Saved data entries
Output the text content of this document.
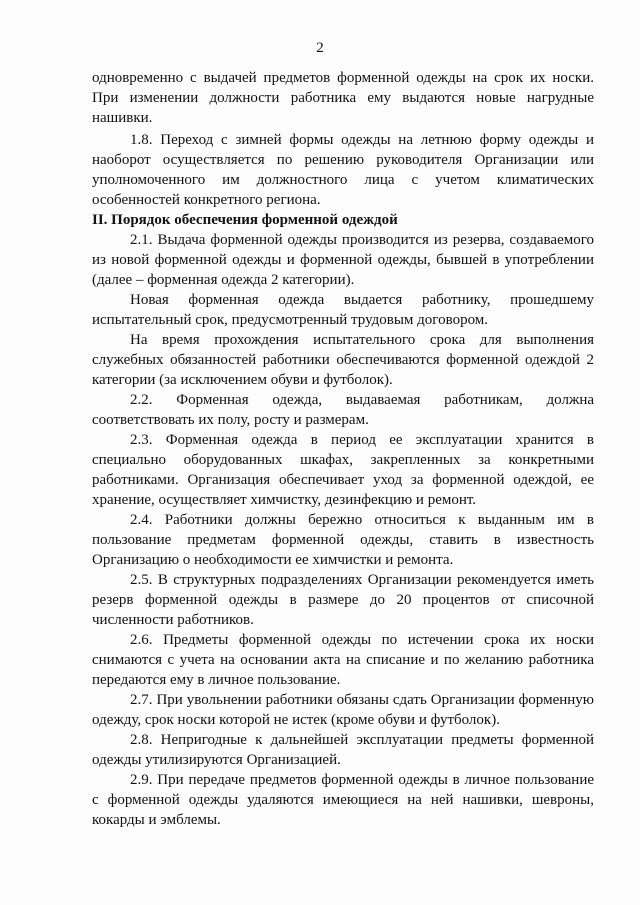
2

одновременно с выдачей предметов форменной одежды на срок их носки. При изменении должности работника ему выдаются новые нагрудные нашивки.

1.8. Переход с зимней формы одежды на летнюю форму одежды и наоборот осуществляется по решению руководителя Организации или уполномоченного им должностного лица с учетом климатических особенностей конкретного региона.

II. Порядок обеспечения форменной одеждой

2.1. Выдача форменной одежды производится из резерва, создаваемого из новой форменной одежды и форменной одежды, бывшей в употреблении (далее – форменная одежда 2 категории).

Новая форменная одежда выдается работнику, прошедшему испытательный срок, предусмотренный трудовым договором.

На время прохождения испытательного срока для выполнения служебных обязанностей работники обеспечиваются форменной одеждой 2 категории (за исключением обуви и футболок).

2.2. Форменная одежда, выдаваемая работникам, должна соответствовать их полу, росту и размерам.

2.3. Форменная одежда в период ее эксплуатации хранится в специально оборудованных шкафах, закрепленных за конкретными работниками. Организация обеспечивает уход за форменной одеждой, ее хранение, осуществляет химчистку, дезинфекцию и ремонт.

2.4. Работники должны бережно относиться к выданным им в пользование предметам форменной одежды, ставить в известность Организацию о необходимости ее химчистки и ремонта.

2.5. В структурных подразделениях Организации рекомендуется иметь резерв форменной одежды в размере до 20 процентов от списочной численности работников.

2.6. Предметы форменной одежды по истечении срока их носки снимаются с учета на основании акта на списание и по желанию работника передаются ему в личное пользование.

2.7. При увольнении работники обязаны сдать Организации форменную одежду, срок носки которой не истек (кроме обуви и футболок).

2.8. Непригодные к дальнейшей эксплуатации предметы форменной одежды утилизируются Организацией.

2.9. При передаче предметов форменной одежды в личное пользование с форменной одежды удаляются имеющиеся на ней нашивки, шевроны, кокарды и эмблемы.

→ JOB
Leave out every picture and copy the rest of the records exactly.

→ RESULT
Output the text content of this document.
2

одновременно с выдачей предметов форменной одежды на срок их носки. При изменении должности работника ему выдаются новые нагрудные нашивки.

1.8. Переход с зимней формы одежды на летнюю форму одежды и наоборот осуществляется по решению руководителя Организации или уполномоченного им должностного лица с учетом климатических особенностей конкретного региона.

II. Порядок обеспечения форменной одеждой

2.1. Выдача форменной одежды производится из резерва, создаваемого из новой форменной одежды и форменной одежды, бывшей в употреблении (далее – форменная одежда 2 категории).

Новая форменная одежда выдается работнику, прошедшему испытательный срок, предусмотренный трудовым договором.

На время прохождения испытательного срока для выполнения служебных обязанностей работники обеспечиваются форменной одеждой 2 категории (за исключением обуви и футболок).

2.2. Форменная одежда, выдаваемая работникам, должна соответствовать их полу, росту и размерам.

2.3. Форменная одежда в период ее эксплуатации хранится в специально оборудованных шкафах, закрепленных за конкретными работниками. Организация обеспечивает уход за форменной одеждой, ее хранение, осуществляет химчистку, дезинфекцию и ремонт.

2.4. Работники должны бережно относиться к выданным им в пользование предметам форменной одежды, ставить в известность Организацию о необходимости ее химчистки и ремонта.

2.5. В структурных подразделениях Организации рекомендуется иметь резерв форменной одежды в размере до 20 процентов от списочной численности работников.

2.6. Предметы форменной одежды по истечении срока их носки снимаются с учета на основании акта на списание и по желанию работника передаются ему в личное пользование.

2.7. При увольнении работники обязаны сдать Организации форменную одежду, срок носки которой не истек (кроме обуви и футболок).

2.8. Непригодные к дальнейшей эксплуатации предметы форменной одежды утилизируются Организацией.

2.9. При передаче предметов форменной одежды в личное пользование с форменной одежды удаляются имеющиеся на ней нашивки, шевроны, кокарды и эмблемы.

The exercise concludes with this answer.